• [DIRECTIONS FOR THIS TASK]: Return each line of the material verbatim.

• [ENTRIES SHOWN]:
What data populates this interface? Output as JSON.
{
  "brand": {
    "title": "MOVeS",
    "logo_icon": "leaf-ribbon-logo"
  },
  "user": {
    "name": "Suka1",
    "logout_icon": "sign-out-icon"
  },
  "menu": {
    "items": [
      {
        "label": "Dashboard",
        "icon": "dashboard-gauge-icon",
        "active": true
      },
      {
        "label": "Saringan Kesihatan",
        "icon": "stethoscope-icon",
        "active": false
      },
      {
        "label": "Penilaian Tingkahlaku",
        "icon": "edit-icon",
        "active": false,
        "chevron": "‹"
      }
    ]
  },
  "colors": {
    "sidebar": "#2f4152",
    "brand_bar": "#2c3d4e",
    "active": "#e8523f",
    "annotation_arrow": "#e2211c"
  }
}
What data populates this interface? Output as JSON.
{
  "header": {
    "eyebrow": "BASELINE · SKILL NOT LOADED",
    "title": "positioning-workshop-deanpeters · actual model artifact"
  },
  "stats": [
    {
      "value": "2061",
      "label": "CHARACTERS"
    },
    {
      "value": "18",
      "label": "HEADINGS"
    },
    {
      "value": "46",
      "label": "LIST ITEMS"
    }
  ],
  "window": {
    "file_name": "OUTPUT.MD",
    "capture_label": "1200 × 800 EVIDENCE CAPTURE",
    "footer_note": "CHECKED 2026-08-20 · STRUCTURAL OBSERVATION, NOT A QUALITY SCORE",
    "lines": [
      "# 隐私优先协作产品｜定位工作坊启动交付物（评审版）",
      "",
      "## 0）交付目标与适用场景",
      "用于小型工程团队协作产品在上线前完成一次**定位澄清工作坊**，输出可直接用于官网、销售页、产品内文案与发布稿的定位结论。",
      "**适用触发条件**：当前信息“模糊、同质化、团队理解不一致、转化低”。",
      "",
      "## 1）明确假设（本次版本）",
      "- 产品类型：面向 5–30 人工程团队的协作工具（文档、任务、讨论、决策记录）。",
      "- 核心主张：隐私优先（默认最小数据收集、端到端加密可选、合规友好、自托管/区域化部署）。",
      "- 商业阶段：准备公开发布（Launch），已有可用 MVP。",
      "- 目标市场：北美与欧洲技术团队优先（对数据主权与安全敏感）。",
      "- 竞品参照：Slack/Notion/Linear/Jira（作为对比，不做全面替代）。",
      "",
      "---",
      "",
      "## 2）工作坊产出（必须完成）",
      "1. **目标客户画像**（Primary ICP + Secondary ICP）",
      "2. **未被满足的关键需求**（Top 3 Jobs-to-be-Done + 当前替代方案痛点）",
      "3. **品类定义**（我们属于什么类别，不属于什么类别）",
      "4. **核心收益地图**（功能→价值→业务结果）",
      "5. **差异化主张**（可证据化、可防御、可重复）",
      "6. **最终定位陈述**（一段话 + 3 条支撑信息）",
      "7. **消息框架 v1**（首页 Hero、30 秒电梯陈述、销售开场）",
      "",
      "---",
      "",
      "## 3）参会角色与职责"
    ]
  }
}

• [RIGHT ANSWER]:
What data populates this interface? Output as JSON.
{
  "brand": {
    "title": "MOVeS",
    "logo_icon": "leaf-ribbon-logo"
  },
  "user": {
    "name": "Suka1",
    "logout_icon": "sign-out-icon"
  },
  "menu": {
    "items": [
      {
        "label": "Dashboard",
        "icon": "dashboard-gauge-icon",
        "active": true
      },
      {
        "label": "Saringan Kesihatan",
        "icon": "stethoscope-icon",
        "active": false
      },
      {
        "label": "Penilaian Tingkahlaku",
        "icon": "edit-icon",
        "active": false,
        "chevron": "‹"
      }
    ]
  },
  "colors": {
    "sidebar": "#2f4152",
    "brand_bar": "#2c3d4e",
    "active": "#e8523f",
    "annotation_arrow": "#e2211c"
  }
}
What data populates this interface? Output as JSON.
{
  "header": {
    "eyebrow": "BASELINE · SKILL NOT LOADED",
    "title": "positioning-workshop-deanpeters · actual model artifact"
  },
  "stats": [
    {
      "value": "2061",
      "label": "CHARACTERS"
    },
    {
      "value": "18",
      "label": "HEADINGS"
    },
    {
      "value": "46",
      "label": "LIST ITEMS"
    }
  ],
  "window": {
    "file_name": "OUTPUT.MD",
    "capture_label": "1200 × 800 EVIDENCE CAPTURE",
    "footer_note": "CHECKED 2026-08-20 · STRUCTURAL OBSERVATION, NOT A QUALITY SCORE",
    "lines": [
      "# 隐私优先协作产品｜定位工作坊启动交付物（评审版）",
      "",
      "## 0）交付目标与适用场景",
      "用于小型工程团队协作产品在上线前完成一次**定位澄清工作坊**，输出可直接用于官网、销售页、产品内文案与发布稿的定位结论。",
      "**适用触发条件**：当前信息“模糊、同质化、团队理解不一致、转化低”。",
      "",
      "## 1）明确假设（本次版本）",
      "- 产品类型：面向 5–30 人工程团队的协作工具（文档、任务、讨论、决策记录）。",
      "- 核心主张：隐私优先（默认最小数据收集、端到端加密可选、合规友好、自托管/区域化部署）。",
      "- 商业阶段：准备公开发布（Launch），已有可用 MVP。",
      "- 目标市场：北美与欧洲技术团队优先（对数据主权与安全敏感）。",
      "- 竞品参照：Slack/Notion/Linear/Jira（作为对比，不做全面替代）。",
      "",
      "---",
      "",
      "## 2）工作坊产出（必须完成）",
      "1. **目标客户画像**（Primary ICP + Secondary ICP）",
      "2. **未被满足的关键需求**（Top 3 Jobs-to-be-Done + 当前替代方案痛点）",
      "3. **品类定义**（我们属于什么类别，不属于什么类别）",
      "4. **核心收益地图**（功能→价值→业务结果）",
      "5. **差异化主张**（可证据化、可防御、可重复）",
      "6. **最终定位陈述**（一段话 + 3 条支撑信息）",
      "7. **消息框架 v1**（首页 Hero、30 秒电梯陈述、销售开场）",
      "",
      "---",
      "",
      "## 3）参会角色与职责"
    ]
  }
}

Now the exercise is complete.